Achieving a 3-cm margin of cancer-free tissue in the forehead region can be particularly challenging due to the critical functional and cosmetic considerations inherent to this anatomical site [7]. To address these limitations, radiotherapy has emerged as a valuable adjuvant to WLE, particularly when surgical margins are positive or inadequate for disease control [5].
DFSP with skull invasion is a rare entity with limited data guiding optimal management [9]. To inform our approach, we reviewed the literature and summarized previously published cases of DFSP, including locally advanced cases with bone involvement, in Table 1. For skull involvement, the National Comprehensive Cancer Network (NCCN) guidelines recommend imatinib, particularly for unresectable tumors, metastatic disease, recurrence, or when surgery carries unacceptable functional or cosmetic risks [13]. Consistent with these recommendations, we initiated imatinib therapy in our patient with unresectable recurrent DFSP. Postoperative adjuvant therapy, such as radiation or systemic agents like imatinib, may be considered based on the extent of disease and resection margins. Given the patient's history of poorly controlled epilepsy, careful monitoring for potential drug–drug interactions, especially considering the shared metabolic pathways of imatinib and many antiepileptic medications, is crucial, along with strategies to support adherence to both treatment plans to mitigate the risk of subtherapeutic drug levels or increased toxicity.
DFSP is known for its high recurrence rates [3, 4]. Studies report local recurrence rates ranging from 20% to 75% following surgery, with the head and neck region exhibiting the highest rates of recurrence, ranging from 50% to 75% [2, 4, 9]. This aligns with our patient's medical history, which revealed three local recurrences of the tumor over a 5-year period. Given the high risk of local recurrence, long-term follow-up with regular clinical examinations and potential imaging is crucial for early detection of any recurrence.

> _Material supplied_:
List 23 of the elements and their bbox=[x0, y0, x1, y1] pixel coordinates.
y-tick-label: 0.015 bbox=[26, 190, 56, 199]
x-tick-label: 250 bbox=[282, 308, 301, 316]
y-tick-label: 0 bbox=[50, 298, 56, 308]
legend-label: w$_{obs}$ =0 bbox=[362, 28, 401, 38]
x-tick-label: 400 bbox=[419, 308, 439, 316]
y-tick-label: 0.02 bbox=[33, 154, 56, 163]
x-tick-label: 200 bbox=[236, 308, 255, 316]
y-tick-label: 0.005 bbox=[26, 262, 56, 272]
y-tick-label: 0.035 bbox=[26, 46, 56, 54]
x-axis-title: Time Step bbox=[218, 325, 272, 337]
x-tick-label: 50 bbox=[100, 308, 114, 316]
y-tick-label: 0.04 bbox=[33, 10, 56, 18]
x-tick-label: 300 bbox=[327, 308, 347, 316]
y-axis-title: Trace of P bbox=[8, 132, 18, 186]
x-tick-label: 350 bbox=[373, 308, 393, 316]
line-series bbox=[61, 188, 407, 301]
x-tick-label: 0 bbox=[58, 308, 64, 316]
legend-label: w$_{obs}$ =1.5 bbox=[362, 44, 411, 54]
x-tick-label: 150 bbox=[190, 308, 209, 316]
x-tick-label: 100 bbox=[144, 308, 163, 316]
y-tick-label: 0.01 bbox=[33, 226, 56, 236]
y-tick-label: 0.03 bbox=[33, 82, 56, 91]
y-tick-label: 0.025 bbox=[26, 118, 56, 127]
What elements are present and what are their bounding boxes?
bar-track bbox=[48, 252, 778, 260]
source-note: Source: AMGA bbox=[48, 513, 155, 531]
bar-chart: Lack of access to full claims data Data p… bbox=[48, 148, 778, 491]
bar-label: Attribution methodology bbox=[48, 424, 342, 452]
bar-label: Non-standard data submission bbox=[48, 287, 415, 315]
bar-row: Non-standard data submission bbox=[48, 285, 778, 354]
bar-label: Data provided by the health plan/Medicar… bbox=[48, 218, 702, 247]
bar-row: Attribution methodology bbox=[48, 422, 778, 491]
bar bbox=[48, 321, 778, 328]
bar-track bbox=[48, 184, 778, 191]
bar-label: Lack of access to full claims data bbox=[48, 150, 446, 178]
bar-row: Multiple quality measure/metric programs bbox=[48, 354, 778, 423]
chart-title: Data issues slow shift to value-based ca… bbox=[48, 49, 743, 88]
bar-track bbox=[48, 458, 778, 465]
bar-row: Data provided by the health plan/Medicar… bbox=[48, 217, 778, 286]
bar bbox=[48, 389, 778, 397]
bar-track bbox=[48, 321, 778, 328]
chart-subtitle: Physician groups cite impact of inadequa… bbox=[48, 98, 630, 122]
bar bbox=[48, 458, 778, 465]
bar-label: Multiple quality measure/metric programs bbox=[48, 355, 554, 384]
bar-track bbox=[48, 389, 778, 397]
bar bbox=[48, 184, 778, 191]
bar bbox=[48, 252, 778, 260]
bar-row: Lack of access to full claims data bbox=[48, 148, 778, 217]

> _Apply what you read_:
• A. In the DFSP passage, what range of local recurrence rates do studies report for the head and neck region?
• B. Continue the DFSP passage, starting after its final sentence.

> _Outputs for the tasks_:
• A. 50% to 75%

• B.
Evidence suggests that, irrespective of tumor location, DFSP has a nearly 50% risk of local recurrence within the first year following initial treatment, rising to 80% within 3 years [5]. The primary cause of recurrence is often attributed to the incomplete excision of clinically unapparent projections of the tumor [5]. This underscores the importance of meticulous surgical planning and the potential utility of adjunctive therapies to minimize recurrence risk. Figure 5 illustrates the operative flowchart, summarizing the diagnostic workup and therapeutic decision-making process for DFSP.
4. Conclusion
DFSP is a rare cutaneous sarcoma, infrequently observed in the head and neck region. A hallmark of this malignancy is its pronounced propensity for local recurrence. WLE is considered appropriate for treating resectable tumors, aiming to achieve clear margins while minimizing the risk of recurrence. In cases of recurrence, unresectable tumors, or when surgical excision would result in significant functional or cosmetic impairment, targeted therapy with imatinib emerges as the preferred treatment option. Effective management of DFSP necessitates a multidisciplinary approach, involving collaboration among oncologists, surgeons, and other specialists, underscoring the complexity and challenges associated with treating this rare entity. Long-term follow-up is essential due to the significant risk of local recurrence.